Quote all of the entries word for word.

— START Extracted material —

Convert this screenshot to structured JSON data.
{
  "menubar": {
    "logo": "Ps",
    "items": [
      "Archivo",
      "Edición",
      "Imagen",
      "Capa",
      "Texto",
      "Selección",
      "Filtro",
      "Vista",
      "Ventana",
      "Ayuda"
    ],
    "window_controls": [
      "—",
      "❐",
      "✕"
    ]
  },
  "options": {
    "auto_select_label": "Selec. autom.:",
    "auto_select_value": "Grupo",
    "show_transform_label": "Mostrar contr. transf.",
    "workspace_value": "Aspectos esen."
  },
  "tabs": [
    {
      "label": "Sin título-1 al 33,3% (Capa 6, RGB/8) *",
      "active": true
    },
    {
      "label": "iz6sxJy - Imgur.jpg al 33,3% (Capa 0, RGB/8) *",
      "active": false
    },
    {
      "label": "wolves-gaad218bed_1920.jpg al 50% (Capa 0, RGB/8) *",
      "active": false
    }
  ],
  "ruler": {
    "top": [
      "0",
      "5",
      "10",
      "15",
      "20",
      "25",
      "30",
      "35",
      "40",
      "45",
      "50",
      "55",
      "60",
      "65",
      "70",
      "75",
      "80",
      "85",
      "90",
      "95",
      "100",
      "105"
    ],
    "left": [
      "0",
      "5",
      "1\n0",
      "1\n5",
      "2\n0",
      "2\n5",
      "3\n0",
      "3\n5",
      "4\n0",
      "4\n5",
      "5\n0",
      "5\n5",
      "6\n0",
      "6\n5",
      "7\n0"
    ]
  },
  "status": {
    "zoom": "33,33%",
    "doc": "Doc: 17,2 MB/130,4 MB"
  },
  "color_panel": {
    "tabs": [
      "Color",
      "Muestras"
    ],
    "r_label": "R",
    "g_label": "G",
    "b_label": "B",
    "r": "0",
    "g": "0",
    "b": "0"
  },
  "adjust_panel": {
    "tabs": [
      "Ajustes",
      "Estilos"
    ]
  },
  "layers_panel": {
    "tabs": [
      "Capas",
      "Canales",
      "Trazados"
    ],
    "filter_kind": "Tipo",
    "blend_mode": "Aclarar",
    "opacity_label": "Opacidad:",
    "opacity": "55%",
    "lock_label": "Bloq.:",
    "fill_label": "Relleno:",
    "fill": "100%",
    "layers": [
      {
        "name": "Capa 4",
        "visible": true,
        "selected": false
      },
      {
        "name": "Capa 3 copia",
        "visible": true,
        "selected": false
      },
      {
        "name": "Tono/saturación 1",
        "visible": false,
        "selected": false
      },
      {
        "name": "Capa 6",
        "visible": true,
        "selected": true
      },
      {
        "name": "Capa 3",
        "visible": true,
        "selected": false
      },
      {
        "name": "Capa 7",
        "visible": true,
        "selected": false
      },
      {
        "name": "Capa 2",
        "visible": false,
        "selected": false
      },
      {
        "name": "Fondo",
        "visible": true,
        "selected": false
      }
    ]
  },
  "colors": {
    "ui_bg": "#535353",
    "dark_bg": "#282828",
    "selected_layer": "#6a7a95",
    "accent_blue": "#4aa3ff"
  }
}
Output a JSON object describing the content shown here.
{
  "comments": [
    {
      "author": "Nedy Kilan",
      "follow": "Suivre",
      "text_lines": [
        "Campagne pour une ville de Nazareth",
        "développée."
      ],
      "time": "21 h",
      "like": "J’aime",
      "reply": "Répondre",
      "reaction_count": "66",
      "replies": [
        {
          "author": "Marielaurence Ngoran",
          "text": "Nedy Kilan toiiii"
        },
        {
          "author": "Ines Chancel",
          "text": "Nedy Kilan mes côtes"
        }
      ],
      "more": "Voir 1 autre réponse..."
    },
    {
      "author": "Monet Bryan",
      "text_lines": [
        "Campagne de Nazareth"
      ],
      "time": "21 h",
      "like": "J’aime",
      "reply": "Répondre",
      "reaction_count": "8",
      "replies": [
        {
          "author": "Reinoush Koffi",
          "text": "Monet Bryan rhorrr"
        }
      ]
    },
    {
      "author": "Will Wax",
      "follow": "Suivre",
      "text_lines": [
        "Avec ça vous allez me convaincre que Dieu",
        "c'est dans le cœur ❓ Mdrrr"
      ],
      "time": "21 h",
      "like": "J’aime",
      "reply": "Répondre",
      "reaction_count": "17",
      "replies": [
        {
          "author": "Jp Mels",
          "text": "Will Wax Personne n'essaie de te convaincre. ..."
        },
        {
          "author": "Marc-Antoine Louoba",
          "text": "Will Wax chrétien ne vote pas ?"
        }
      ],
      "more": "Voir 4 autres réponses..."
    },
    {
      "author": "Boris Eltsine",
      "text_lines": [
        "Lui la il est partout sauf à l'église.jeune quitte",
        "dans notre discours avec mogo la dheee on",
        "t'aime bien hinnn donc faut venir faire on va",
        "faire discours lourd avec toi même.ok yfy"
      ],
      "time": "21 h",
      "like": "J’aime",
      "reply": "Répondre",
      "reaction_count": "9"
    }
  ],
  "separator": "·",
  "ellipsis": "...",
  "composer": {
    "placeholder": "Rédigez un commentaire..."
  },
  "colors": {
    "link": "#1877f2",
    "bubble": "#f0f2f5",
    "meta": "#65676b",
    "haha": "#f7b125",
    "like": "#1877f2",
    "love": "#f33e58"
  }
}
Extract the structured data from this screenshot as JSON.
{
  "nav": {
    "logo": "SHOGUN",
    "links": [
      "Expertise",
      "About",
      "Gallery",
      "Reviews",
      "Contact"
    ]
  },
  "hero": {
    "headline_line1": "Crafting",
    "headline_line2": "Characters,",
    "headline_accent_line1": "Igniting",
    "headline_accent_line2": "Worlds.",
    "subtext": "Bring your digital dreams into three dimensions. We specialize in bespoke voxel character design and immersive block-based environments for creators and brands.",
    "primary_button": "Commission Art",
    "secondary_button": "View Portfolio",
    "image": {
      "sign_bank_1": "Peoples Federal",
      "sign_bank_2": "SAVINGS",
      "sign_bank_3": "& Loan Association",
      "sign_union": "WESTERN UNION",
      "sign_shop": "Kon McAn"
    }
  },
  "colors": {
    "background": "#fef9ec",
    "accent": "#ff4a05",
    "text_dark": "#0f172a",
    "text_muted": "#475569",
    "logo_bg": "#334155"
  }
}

— END Extracted material —

- **Complete output**:
Convert this screenshot to structured JSON data.
{
  "menubar": {
    "logo": "Ps",
    "items": [
      "Archivo",
      "Edición",
      "Imagen",
      "Capa",
      "Texto",
      "Selección",
      "Filtro",
      "Vista",
      "Ventana",
      "Ayuda"
    ],
    "window_controls": [
      "—",
      "❐",
      "✕"
    ]
  },
  "options": {
    "auto_select_label": "Selec. autom.:",
    "auto_select_value": "Grupo",
    "show_transform_label": "Mostrar contr. transf.",
    "workspace_value": "Aspectos esen."
  },
  "tabs": [
    {
      "label": "Sin título-1 al 33,3% (Capa 6, RGB/8) *",
      "active": true
    },
    {
      "label": "iz6sxJy - Imgur.jpg al 33,3% (Capa 0, RGB/8) *",
      "active": false
    },
    {
      "label": "wolves-gaad218bed_1920.jpg al 50% (Capa 0, RGB/8) *",
      "active": false
    }
  ],
  "ruler": {
    "top": [
      "0",
      "5",
      "10",
      "15",
      "20",
      "25",
      "30",
      "35",
      "40",
      "45",
      "50",
      "55",
      "60",
      "65",
      "70",
      "75",
      "80",
      "85",
      "90",
      "95",
      "100",
      "105"
    ],
    "left": [
      "0",
      "5",
      "1\n0",
      "1\n5",
      "2\n0",
      "2\n5",
      "3\n0",
      "3\n5",
      "4\n0",
      "4\n5",
      "5\n0",
      "5\n5",
      "6\n0",
      "6\n5",
      "7\n0"
    ]
  },
  "status": {
    "zoom": "33,33%",
    "doc": "Doc: 17,2 MB/130,4 MB"
  },
  "color_panel": {
    "tabs": [
      "Color",
      "Muestras"
    ],
    "r_label": "R",
    "g_label": "G",
    "b_label": "B",
    "r": "0",
    "g": "0",
    "b": "0"
  },
  "adjust_panel": {
    "tabs": [
      "Ajustes",
      "Estilos"
    ]
  },
  "layers_panel": {
    "tabs": [
      "Capas",
      "Canales",
      "Trazados"
    ],
    "filter_kind": "Tipo",
    "blend_mode": "Aclarar",
    "opacity_label": "Opacidad:",
    "opacity": "55%",
    "lock_label": "Bloq.:",
    "fill_label": "Relleno:",
    "fill": "100%",
    "layers": [
      {
        "name": "Capa 4",
        "visible": true,
        "selected": false
      },
      {
        "name": "Capa 3 copia",
        "visible": true,
        "selected": false
      },
      {
        "name": "Tono/saturación 1",
        "visible": false,
        "selected": false
      },
      {
        "name": "Capa 6",
        "visible": true,
        "selected": true
      },
      {
        "name": "Capa 3",
        "visible": true,
        "selected": false
      },
      {
        "name": "Capa 7",
        "visible": true,
        "selected": false
      },
      {
        "name": "Capa 2",
        "visible": false,
        "selected": false
      },
      {
        "name": "Fondo",
        "visible": true,
        "selected": false
      }
    ]
  },
  "colors": {
    "ui_bg": "#535353",
    "dark_bg": "#282828",
    "selected_layer": "#6a7a95",
    "accent_blue": "#4aa3ff"
  }
}
Output a JSON object describing the content shown here.
{
  "comments": [
    {
      "author": "Nedy Kilan",
      "follow": "Suivre",
      "text_lines": [
        "Campagne pour une ville de Nazareth",
        "développée."
      ],
      "time": "21 h",
      "like": "J’aime",
      "reply": "Répondre",
      "reaction_count": "66",
      "replies": [
        {
          "author": "Marielaurence Ngoran",
          "text": "Nedy Kilan toiiii"
        },
        {
          "author": "Ines Chancel",
          "text": "Nedy Kilan mes côtes"
        }
      ],
      "more": "Voir 1 autre réponse..."
    },
    {
      "author": "Monet Bryan",
      "text_lines": [
        "Campagne de Nazareth"
      ],
      "time": "21 h",
      "like": "J’aime",
      "reply": "Répondre",
      "reaction_count": "8",
      "replies": [
        {
          "author": "Reinoush Koffi",
          "text": "Monet Bryan rhorrr"
        }
      ]
    },
    {
      "author": "Will Wax",
      "follow": "Suivre",
      "text_lines": [
        "Avec ça vous allez me convaincre que Dieu",
        "c'est dans le cœur ❓ Mdrrr"
      ],
      "time": "21 h",
      "like": "J’aime",
      "reply": "Répondre",
      "reaction_count": "17",
      "replies": [
        {
          "author": "Jp Mels",
          "text": "Will Wax Personne n'essaie de te convaincre. ..."
        },
        {
          "author": "Marc-Antoine Louoba",
          "text": "Will Wax chrétien ne vote pas ?"
        }
      ],
      "more": "Voir 4 autres réponses..."
    },
    {
      "author": "Boris Eltsine",
      "text_lines": [
        "Lui la il est partout sauf à l'église.jeune quitte",
        "dans notre discours avec mogo la dheee on",
        "t'aime bien hinnn donc faut venir faire on va",
        "faire discours lourd avec toi même.ok yfy"
      ],
      "time": "21 h",
      "like": "J’aime",
      "reply": "Répondre",
      "reaction_count": "9"
    }
  ],
  "separator": "·",
  "ellipsis": "...",
  "composer": {
    "placeholder": "Rédigez un commentaire..."
  },
  "colors": {
    "link": "#1877f2",
    "bubble": "#f0f2f5",
    "meta": "#65676b",
    "haha": "#f7b125",
    "like": "#1877f2",
    "love": "#f33e58"
  }
}
Extract the structured data from this screenshot as JSON.
{
  "nav": {
    "logo": "SHOGUN",
    "links": [
      "Expertise",
      "About",
      "Gallery",
      "Reviews",
      "Contact"
    ]
  },
  "hero": {
    "headline_line1": "Crafting",
    "headline_line2": "Characters,",
    "headline_accent_line1": "Igniting",
    "headline_accent_line2": "Worlds.",
    "subtext": "Bring your digital dreams into three dimensions. We specialize in bespoke voxel character design and immersive block-based environments for creators and brands.",
    "primary_button": "Commission Art",
    "secondary_button": "View Portfolio",
    "image": {
      "sign_bank_1": "Peoples Federal",
      "sign_bank_2": "SAVINGS",
      "sign_bank_3": "& Loan Association",
      "sign_union": "WESTERN UNION",
      "sign_shop": "Kon McAn"
    }
  },
  "colors": {
    "background": "#fef9ec",
    "accent": "#ff4a05",
    "text_dark": "#0f172a",
    "text_muted": "#475569",
    "logo_bg": "#334155"
  }
}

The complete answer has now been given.